Records about charts and figures:

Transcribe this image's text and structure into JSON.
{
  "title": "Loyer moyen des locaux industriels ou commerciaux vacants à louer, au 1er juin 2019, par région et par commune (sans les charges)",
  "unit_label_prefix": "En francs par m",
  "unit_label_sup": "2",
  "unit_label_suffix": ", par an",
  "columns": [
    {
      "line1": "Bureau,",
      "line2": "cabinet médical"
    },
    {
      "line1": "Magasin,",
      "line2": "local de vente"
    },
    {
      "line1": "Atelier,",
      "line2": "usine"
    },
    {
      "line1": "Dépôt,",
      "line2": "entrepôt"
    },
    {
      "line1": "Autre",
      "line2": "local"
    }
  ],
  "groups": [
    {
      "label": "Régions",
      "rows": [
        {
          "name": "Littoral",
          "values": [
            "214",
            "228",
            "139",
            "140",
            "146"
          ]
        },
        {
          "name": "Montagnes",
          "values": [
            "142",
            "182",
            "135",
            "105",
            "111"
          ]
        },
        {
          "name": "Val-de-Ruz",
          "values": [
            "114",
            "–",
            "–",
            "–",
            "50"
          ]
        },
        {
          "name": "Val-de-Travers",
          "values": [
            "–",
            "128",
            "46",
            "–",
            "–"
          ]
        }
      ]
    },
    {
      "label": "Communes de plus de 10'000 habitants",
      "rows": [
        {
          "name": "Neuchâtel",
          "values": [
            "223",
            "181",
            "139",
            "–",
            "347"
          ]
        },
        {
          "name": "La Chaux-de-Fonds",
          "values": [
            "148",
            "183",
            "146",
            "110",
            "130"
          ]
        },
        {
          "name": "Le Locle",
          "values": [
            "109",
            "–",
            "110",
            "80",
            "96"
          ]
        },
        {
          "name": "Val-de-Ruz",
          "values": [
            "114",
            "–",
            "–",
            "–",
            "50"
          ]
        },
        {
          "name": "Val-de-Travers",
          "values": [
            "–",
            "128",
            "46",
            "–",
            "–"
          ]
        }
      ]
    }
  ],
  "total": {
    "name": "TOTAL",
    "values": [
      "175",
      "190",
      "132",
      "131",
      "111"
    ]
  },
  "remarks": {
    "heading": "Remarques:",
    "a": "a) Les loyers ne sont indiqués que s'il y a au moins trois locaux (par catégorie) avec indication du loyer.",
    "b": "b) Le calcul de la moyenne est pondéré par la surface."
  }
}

## Set exercise
Scan the entries above for the word "name" and collect each line holding it.

## Result below
          "name": "Littoral",
          "name": "Montagnes",
          "name": "Val-de-Ruz",
          "name": "Val-de-Travers",
          "name": "Neuchâtel",
          "name": "La Chaux-de-Fonds",
          "name": "Le Locle",
          "name": "Val-de-Ruz",
          "name": "Val-de-Travers",
    "name": "TOTAL",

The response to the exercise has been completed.